** Start of Records for this exercise **
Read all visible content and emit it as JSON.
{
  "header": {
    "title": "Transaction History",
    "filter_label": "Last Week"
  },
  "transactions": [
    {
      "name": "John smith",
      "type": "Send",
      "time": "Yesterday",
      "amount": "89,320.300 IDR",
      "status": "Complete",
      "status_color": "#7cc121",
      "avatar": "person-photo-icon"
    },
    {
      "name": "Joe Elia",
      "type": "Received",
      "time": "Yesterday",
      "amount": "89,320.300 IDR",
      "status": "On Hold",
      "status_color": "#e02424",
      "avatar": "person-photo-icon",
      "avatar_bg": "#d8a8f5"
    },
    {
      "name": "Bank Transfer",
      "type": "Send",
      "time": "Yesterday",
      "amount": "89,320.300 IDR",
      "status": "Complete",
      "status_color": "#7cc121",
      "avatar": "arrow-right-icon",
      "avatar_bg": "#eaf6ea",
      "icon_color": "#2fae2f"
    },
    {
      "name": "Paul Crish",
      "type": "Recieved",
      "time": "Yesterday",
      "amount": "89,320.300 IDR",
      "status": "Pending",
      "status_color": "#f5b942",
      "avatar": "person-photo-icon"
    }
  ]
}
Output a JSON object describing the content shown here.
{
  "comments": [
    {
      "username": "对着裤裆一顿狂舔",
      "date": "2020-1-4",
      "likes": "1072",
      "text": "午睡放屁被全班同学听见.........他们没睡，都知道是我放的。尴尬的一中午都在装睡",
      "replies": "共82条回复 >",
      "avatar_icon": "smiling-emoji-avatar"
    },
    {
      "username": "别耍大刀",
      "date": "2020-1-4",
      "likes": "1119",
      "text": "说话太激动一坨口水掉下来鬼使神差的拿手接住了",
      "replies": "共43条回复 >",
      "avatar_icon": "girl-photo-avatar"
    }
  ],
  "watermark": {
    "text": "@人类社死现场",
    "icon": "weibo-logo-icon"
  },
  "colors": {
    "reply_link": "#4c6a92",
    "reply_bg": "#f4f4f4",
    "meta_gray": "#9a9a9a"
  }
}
** End of Records for this exercise **
- [Task directions]:
Above are some records. Print them all exactly.

- [Result of the task]:
Read all visible content and emit it as JSON.
{
  "header": {
    "title": "Transaction History",
    "filter_label": "Last Week"
  },
  "transactions": [
    {
      "name": "John smith",
      "type": "Send",
      "time": "Yesterday",
      "amount": "89,320.300 IDR",
      "status": "Complete",
      "status_color": "#7cc121",
      "avatar": "person-photo-icon"
    },
    {
      "name": "Joe Elia",
      "type": "Received",
      "time": "Yesterday",
      "amount": "89,320.300 IDR",
      "status": "On Hold",
      "status_color": "#e02424",
      "avatar": "person-photo-icon",
      "avatar_bg": "#d8a8f5"
    },
    {
      "name": "Bank Transfer",
      "type": "Send",
      "time": "Yesterday",
      "amount": "89,320.300 IDR",
      "status": "Complete",
      "status_color": "#7cc121",
      "avatar": "arrow-right-icon",
      "avatar_bg": "#eaf6ea",
      "icon_color": "#2fae2f"
    },
    {
      "name": "Paul Crish",
      "type": "Recieved",
      "time": "Yesterday",
      "amount": "89,320.300 IDR",
      "status": "Pending",
      "status_color": "#f5b942",
      "avatar": "person-photo-icon"
    }
  ]
}
Output a JSON object describing the content shown here.
{
  "comments": [
    {
      "username": "对着裤裆一顿狂舔",
      "date": "2020-1-4",
      "likes": "1072",
      "text": "午睡放屁被全班同学听见.........他们没睡，都知道是我放的。尴尬的一中午都在装睡",
      "replies": "共82条回复 >",
      "avatar_icon": "smiling-emoji-avatar"
    },
    {
      "username": "别耍大刀",
      "date": "2020-1-4",
      "likes": "1119",
      "text": "说话太激动一坨口水掉下来鬼使神差的拿手接住了",
      "replies": "共43条回复 >",
      "avatar_icon": "girl-photo-avatar"
    }
  ],
  "watermark": {
    "text": "@人类社死现场",
    "icon": "weibo-logo-icon"
  },
  "colors": {
    "reply_link": "#4c6a92",
    "reply_bg": "#f4f4f4",
    "meta_gray": "#9a9a9a"
  }
}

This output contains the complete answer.